● EXERCISE DETAILS:
Look through the records below, and copy out every line that holds the string "Trab".

Stored items:
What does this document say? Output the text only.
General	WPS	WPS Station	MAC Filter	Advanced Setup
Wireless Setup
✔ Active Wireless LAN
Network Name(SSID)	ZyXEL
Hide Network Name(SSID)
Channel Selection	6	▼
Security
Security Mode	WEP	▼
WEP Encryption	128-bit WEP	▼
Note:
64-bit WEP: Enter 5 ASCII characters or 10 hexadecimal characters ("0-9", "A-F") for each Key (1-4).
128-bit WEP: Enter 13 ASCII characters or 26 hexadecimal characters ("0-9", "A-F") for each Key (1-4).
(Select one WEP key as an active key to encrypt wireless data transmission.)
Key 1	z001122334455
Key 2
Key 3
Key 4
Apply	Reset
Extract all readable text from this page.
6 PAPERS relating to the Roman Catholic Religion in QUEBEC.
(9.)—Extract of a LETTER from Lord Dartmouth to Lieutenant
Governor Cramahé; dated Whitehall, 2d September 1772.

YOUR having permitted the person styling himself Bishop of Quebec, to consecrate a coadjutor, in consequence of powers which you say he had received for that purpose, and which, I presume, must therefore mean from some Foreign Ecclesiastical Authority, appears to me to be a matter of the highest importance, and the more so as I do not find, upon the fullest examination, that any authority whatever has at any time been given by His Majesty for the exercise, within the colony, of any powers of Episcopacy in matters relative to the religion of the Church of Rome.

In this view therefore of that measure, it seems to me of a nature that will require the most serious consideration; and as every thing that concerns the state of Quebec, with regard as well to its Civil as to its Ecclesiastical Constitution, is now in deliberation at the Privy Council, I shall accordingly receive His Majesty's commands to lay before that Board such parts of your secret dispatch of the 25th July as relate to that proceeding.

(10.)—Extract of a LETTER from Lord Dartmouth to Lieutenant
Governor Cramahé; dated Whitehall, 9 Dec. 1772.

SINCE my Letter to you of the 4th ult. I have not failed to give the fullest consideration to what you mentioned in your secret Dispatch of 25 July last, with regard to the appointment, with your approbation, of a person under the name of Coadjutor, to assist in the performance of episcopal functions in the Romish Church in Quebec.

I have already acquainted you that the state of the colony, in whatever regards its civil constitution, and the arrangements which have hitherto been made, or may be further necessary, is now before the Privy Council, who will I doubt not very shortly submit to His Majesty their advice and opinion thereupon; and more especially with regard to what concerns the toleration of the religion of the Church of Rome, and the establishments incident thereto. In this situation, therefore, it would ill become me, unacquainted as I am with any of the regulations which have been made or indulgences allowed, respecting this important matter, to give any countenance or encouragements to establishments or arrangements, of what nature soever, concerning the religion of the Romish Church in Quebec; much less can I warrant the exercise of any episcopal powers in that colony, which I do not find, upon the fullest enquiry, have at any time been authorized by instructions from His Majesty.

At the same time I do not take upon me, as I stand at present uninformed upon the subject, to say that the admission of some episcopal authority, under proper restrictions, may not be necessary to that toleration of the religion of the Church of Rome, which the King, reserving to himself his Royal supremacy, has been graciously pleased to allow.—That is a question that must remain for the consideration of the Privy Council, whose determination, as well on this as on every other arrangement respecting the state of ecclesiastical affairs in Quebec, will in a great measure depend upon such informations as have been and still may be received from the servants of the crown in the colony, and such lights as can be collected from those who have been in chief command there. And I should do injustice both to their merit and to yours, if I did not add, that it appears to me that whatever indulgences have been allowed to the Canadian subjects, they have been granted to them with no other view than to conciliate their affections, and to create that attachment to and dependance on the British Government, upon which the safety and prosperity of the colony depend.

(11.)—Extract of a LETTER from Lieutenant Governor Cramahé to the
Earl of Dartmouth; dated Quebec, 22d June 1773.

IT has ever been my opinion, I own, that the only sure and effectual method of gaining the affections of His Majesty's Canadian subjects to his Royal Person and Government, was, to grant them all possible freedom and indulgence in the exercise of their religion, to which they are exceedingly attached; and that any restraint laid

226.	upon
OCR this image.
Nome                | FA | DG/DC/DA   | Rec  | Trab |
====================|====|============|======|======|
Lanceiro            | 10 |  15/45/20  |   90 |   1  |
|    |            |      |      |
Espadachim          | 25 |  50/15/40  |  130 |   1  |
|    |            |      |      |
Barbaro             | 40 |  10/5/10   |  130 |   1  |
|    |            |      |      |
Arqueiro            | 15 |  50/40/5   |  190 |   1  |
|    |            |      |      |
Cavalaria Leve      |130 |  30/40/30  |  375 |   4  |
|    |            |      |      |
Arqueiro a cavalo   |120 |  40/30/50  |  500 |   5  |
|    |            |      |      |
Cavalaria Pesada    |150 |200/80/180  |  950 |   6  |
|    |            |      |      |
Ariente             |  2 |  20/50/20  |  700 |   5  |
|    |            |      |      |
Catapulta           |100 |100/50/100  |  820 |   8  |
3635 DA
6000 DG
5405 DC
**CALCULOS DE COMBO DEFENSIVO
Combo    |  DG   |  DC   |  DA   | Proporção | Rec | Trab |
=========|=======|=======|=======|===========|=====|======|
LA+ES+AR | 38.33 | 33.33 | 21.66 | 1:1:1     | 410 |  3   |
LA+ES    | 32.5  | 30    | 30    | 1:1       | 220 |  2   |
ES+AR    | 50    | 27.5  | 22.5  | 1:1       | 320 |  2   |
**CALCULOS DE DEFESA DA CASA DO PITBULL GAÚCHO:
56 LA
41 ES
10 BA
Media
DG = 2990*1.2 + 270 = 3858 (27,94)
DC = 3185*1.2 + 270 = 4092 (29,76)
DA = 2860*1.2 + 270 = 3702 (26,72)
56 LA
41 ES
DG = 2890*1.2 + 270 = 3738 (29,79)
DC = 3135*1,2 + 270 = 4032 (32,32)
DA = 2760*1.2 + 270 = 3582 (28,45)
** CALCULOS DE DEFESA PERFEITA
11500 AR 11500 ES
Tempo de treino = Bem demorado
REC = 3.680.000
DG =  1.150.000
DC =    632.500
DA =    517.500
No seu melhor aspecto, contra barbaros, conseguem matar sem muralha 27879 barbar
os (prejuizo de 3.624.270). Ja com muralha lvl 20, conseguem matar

● EXERCISE SOLUTION:
Nome                | FA | DG/DC/DA   | Rec  | Trab |
Combo    |  DG   |  DC   |  DA   | Proporção | Rec | Trab |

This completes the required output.